Prompt:
Only the number is needed: how many lines contain the word "human"?

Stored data
** begin **

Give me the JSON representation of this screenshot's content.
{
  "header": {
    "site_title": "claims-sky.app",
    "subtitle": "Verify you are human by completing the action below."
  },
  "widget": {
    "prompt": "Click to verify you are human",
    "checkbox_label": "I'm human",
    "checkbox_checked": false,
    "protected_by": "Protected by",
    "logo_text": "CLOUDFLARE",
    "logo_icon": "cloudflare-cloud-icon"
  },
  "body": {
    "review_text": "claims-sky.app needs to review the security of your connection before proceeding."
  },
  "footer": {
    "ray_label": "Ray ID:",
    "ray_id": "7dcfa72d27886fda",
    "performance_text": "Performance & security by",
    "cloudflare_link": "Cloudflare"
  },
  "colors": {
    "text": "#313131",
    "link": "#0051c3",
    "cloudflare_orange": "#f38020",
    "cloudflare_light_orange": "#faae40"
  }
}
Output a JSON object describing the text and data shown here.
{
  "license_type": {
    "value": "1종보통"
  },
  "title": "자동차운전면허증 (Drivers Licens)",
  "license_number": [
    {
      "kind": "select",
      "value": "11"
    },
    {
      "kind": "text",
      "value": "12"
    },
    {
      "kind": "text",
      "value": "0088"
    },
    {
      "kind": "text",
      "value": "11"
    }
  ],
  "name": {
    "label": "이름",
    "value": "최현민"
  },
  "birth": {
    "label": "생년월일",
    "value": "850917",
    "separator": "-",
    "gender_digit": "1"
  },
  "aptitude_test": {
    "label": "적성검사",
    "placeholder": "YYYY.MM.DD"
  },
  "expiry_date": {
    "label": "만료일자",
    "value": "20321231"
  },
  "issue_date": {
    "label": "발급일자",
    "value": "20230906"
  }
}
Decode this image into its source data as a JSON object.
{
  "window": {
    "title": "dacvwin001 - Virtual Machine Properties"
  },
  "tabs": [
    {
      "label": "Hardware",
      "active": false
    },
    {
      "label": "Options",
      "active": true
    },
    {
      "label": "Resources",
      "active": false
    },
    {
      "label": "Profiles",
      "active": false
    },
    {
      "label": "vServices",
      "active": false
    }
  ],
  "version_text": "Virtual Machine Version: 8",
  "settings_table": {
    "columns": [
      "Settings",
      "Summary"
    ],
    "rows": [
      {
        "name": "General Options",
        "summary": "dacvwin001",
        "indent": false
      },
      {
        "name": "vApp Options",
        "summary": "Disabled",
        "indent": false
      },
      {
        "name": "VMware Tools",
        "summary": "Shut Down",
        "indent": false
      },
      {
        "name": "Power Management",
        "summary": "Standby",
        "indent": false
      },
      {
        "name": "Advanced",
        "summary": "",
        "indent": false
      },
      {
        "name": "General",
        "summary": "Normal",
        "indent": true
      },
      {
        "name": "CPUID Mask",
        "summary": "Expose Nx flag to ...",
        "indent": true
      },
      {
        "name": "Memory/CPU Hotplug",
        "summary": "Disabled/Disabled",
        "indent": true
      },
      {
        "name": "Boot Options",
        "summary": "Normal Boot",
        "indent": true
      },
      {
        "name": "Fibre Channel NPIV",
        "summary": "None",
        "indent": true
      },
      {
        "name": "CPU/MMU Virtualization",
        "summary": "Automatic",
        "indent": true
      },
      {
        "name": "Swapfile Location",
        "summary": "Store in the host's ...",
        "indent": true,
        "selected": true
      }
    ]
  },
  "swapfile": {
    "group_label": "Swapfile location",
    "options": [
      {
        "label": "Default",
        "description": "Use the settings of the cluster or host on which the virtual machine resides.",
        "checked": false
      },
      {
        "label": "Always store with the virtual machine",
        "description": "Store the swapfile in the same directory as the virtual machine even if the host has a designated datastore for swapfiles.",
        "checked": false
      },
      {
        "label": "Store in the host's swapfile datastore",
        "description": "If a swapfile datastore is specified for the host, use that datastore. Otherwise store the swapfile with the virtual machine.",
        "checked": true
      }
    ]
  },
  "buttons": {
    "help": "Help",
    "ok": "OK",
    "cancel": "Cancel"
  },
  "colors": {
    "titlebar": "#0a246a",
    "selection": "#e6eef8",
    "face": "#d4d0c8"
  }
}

** end **

Finished exercise:
3